RECORD SET:
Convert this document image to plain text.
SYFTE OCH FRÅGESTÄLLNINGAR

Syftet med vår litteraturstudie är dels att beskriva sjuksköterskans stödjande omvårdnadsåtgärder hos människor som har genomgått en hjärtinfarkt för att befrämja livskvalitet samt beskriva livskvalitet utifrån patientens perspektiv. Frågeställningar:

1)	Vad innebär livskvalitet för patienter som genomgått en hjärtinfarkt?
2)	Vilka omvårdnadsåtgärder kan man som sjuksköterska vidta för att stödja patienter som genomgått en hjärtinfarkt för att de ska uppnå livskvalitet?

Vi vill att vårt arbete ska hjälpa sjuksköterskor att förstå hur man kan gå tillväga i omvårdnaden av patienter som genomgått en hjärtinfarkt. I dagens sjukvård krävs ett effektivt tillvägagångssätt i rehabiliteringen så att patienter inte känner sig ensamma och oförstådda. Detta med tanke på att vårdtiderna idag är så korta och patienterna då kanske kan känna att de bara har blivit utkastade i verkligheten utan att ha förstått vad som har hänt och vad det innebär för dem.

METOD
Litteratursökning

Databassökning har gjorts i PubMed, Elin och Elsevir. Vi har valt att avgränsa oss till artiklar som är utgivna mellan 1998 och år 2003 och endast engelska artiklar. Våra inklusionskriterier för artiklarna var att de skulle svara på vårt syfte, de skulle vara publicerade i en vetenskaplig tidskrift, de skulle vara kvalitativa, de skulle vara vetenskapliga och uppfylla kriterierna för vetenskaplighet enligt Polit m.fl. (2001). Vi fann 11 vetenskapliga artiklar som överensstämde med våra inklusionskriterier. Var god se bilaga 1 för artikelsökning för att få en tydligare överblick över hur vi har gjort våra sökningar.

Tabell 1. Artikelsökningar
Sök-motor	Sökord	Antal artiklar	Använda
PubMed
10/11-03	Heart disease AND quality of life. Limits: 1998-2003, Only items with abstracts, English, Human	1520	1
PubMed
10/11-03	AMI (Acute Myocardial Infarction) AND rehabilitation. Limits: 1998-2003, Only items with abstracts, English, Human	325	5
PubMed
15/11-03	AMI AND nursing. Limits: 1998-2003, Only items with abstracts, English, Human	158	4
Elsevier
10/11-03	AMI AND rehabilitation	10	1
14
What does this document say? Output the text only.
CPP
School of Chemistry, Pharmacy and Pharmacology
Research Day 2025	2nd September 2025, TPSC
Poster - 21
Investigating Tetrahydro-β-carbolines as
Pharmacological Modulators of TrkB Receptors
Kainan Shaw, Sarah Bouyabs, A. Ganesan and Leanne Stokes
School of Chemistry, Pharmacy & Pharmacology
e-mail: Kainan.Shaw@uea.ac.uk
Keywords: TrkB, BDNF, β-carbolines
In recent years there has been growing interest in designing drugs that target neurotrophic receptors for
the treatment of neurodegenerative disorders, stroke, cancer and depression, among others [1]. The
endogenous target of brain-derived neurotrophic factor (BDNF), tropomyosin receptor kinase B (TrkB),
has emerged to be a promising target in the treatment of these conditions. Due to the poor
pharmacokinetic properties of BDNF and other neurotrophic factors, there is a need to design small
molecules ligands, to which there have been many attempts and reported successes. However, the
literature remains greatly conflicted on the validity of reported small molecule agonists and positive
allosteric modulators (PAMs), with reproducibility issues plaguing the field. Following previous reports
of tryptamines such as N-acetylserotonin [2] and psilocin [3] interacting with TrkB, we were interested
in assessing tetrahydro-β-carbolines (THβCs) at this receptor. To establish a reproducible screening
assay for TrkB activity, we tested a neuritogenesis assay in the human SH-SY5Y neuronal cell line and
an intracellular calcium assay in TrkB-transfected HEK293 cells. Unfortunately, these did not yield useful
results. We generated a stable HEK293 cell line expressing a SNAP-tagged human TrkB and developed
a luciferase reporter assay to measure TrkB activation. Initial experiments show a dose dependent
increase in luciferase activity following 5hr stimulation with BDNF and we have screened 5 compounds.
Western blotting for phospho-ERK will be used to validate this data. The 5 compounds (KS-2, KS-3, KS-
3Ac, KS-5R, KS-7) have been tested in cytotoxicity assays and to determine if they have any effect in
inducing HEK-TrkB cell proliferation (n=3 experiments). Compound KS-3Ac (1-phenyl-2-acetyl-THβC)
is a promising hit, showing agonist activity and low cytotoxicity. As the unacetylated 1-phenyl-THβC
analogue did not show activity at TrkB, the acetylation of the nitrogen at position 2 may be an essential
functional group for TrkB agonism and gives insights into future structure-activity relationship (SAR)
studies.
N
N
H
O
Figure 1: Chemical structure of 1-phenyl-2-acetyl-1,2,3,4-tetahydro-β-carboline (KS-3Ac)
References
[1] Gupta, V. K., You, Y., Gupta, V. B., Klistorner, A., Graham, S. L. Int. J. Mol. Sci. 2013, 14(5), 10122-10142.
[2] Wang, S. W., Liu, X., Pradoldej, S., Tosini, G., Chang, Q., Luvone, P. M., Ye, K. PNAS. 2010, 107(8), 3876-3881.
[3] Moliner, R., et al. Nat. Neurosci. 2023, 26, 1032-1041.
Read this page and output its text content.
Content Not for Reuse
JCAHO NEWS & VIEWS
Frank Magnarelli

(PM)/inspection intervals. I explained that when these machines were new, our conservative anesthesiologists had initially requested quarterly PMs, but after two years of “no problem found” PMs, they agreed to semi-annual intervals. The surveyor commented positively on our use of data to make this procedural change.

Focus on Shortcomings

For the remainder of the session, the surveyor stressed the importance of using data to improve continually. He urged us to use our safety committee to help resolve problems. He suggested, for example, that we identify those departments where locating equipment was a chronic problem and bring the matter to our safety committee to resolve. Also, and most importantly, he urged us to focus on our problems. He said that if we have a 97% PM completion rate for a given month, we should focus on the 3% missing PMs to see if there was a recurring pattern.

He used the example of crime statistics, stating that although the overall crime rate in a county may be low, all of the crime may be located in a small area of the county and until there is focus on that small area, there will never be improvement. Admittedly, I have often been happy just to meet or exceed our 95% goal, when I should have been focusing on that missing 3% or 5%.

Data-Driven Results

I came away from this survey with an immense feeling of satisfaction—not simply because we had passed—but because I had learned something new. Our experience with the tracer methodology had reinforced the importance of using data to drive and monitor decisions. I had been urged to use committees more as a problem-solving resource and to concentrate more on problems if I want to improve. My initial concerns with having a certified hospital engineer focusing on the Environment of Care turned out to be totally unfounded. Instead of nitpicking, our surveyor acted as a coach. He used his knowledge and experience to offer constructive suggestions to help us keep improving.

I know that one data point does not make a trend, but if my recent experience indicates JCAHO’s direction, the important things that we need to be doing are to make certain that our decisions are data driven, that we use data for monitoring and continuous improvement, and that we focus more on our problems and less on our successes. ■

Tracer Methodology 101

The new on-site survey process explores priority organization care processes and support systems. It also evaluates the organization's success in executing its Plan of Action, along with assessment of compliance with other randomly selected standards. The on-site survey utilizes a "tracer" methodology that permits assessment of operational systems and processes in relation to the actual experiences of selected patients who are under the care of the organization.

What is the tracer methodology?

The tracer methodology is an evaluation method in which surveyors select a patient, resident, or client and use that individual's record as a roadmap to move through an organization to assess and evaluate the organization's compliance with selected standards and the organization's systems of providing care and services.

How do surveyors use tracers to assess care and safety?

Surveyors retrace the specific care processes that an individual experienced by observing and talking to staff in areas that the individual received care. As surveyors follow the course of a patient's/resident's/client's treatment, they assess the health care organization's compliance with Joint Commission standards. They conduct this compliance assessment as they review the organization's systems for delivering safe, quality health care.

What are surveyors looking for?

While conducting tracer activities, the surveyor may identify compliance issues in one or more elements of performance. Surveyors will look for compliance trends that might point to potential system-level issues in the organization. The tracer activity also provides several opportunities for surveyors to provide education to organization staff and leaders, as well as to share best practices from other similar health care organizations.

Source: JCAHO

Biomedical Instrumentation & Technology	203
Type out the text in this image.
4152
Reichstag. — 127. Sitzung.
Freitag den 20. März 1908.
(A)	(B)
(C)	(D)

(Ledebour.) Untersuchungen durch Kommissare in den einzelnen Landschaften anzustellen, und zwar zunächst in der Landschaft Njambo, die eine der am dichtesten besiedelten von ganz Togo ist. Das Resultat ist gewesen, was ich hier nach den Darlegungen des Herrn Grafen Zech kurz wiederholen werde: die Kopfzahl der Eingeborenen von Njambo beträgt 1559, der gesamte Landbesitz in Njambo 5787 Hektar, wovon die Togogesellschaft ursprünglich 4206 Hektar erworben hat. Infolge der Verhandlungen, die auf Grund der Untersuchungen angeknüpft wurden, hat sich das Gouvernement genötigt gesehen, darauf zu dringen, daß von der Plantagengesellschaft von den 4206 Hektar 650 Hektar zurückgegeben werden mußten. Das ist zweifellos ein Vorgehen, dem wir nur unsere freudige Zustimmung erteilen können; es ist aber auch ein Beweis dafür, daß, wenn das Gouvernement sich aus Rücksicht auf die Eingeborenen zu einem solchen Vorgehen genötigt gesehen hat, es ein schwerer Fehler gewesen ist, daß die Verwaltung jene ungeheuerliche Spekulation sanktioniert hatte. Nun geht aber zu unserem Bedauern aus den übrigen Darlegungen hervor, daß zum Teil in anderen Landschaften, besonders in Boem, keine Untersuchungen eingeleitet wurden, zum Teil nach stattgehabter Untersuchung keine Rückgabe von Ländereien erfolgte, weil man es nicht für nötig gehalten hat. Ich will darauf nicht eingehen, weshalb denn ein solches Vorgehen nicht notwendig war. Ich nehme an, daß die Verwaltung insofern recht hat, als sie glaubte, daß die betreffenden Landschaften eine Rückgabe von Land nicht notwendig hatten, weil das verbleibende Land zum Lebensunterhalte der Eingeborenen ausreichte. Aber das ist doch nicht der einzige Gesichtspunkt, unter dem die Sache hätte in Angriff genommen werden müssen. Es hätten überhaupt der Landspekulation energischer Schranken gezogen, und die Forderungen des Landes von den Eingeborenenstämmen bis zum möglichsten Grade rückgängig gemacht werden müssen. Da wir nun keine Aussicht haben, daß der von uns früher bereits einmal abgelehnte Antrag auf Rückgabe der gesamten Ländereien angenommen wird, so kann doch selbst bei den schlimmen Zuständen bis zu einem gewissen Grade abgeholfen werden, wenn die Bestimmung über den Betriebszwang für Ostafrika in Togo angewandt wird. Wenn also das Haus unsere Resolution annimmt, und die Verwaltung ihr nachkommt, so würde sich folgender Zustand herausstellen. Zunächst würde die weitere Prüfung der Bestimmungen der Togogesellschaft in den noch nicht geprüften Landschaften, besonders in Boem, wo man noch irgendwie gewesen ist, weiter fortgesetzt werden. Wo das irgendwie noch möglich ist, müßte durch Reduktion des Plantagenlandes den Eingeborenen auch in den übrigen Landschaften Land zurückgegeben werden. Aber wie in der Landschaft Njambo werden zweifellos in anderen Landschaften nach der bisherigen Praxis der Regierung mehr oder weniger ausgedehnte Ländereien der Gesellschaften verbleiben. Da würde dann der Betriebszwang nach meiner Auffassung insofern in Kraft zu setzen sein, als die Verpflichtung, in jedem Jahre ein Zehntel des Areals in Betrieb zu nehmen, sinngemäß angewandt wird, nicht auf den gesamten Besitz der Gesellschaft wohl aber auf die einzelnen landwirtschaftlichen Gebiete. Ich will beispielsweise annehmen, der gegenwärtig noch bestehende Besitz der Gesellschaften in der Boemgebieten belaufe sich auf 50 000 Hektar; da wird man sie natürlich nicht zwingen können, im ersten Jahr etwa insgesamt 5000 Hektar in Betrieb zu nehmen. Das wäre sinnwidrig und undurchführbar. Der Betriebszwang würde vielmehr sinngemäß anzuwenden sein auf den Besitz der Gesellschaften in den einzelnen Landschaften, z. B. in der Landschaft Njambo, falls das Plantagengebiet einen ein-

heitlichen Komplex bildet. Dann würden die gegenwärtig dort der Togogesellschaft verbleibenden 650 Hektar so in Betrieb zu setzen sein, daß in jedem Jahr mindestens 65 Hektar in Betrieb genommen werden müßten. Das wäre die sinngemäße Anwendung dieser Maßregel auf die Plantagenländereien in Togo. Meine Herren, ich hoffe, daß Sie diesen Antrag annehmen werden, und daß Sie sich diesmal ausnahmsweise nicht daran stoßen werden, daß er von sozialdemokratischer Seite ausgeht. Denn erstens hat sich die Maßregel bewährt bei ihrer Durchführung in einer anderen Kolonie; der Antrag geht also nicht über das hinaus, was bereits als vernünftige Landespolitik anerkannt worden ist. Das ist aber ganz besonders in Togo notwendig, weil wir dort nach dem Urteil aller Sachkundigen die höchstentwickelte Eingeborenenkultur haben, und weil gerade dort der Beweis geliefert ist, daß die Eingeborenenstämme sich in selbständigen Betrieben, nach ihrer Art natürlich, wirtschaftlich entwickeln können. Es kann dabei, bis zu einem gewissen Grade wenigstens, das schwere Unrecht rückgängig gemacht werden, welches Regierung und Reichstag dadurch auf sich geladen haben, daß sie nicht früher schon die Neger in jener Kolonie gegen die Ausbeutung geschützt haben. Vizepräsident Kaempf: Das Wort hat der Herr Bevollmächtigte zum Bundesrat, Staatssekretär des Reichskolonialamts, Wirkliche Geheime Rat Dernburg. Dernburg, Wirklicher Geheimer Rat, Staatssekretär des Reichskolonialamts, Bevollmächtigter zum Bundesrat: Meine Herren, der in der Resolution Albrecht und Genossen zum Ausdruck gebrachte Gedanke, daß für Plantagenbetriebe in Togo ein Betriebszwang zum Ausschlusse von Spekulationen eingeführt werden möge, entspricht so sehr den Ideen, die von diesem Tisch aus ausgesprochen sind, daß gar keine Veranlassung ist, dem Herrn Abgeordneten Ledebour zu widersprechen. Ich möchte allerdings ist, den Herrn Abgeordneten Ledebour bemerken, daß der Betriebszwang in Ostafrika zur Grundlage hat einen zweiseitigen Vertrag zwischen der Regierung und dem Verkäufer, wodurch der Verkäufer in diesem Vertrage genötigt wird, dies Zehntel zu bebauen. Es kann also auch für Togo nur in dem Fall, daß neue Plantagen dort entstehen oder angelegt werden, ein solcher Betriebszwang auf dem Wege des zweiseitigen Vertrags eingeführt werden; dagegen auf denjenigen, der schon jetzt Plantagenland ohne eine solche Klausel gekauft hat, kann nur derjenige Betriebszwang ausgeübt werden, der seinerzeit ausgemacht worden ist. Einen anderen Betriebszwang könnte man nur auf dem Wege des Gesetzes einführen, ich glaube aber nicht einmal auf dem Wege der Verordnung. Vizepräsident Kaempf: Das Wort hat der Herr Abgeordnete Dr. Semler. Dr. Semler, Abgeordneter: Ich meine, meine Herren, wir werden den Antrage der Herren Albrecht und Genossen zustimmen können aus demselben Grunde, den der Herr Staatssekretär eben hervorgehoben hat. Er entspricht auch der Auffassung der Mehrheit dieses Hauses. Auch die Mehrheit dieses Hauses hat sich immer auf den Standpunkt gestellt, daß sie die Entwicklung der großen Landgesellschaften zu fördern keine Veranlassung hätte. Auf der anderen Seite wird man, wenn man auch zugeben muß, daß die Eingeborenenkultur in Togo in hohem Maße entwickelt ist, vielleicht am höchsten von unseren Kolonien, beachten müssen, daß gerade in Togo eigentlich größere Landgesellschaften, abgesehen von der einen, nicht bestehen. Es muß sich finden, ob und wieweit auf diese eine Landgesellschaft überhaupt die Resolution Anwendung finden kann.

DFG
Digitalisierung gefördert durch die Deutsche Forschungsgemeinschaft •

DESCRIPTION OF THE TASK: The expected answer is every line in the data above that carries the string "compounds".

YOUR SOLUTION:
increase in luciferase activity following 5hr stimulation with BDNF and we have screened 5 compounds.
Western blotting for phospho-ERK will be used to validate this data. The 5 compounds (KS-2, KS-3, KS-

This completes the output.